[Data section]
— Start —

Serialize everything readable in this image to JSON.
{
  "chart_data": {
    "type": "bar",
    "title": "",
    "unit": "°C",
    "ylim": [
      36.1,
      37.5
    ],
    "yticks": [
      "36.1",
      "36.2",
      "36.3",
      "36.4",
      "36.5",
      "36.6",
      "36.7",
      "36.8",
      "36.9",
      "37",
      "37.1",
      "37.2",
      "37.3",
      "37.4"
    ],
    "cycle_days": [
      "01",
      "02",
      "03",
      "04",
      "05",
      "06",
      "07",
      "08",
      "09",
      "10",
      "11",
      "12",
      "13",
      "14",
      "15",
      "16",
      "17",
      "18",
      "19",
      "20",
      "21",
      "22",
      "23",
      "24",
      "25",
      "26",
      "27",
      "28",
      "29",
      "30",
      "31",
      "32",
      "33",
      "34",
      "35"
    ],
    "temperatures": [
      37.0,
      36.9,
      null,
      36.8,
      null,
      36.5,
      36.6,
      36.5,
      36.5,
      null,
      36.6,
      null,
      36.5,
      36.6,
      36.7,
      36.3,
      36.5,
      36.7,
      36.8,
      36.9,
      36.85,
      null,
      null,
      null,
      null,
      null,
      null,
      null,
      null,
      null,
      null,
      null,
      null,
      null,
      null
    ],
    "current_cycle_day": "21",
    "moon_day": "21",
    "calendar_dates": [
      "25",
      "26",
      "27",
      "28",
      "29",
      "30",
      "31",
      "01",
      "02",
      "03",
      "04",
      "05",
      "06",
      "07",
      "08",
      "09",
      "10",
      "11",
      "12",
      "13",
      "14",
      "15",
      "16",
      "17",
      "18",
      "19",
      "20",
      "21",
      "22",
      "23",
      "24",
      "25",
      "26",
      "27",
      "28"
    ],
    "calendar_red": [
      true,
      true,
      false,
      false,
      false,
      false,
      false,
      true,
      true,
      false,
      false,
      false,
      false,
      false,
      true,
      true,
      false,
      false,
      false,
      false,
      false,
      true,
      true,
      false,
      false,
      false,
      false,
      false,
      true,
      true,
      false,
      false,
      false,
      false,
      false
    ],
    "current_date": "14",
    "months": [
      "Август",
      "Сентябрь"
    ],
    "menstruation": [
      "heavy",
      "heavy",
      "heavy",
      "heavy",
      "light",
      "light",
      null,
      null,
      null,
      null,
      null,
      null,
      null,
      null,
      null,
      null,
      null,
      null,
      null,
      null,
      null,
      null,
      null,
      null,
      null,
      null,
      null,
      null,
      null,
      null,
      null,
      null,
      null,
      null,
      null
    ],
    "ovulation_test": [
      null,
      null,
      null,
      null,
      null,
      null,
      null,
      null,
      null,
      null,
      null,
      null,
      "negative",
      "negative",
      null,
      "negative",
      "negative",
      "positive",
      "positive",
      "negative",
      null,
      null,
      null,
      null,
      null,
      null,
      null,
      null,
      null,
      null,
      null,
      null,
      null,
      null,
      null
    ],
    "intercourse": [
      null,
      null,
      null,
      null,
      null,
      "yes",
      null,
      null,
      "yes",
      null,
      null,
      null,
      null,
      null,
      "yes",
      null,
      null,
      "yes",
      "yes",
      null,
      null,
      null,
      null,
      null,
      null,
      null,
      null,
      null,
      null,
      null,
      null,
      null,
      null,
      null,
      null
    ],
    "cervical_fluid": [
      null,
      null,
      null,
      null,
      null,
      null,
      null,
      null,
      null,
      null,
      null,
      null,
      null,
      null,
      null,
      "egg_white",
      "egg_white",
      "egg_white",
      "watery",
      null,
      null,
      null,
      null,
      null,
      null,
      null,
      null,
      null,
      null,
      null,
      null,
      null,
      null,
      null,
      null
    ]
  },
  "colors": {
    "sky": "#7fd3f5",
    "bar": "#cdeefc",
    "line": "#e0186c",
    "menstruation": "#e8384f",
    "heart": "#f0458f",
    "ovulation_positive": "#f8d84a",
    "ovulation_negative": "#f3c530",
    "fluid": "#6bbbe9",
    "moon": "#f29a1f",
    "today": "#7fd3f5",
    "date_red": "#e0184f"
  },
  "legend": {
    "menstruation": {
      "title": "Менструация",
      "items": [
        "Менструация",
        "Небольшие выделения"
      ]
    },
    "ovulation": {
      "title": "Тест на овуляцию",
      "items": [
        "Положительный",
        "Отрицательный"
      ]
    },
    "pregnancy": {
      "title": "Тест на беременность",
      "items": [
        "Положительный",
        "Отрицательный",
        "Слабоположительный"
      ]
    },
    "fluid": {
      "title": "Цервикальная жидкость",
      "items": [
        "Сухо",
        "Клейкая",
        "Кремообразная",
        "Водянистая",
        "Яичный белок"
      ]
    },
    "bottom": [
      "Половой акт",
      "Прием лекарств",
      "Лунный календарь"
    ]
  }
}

— End —

[Exercise instructions] Give the count of lines in the listing that hold the word "menstruation", with no other text.

[Task solution] 3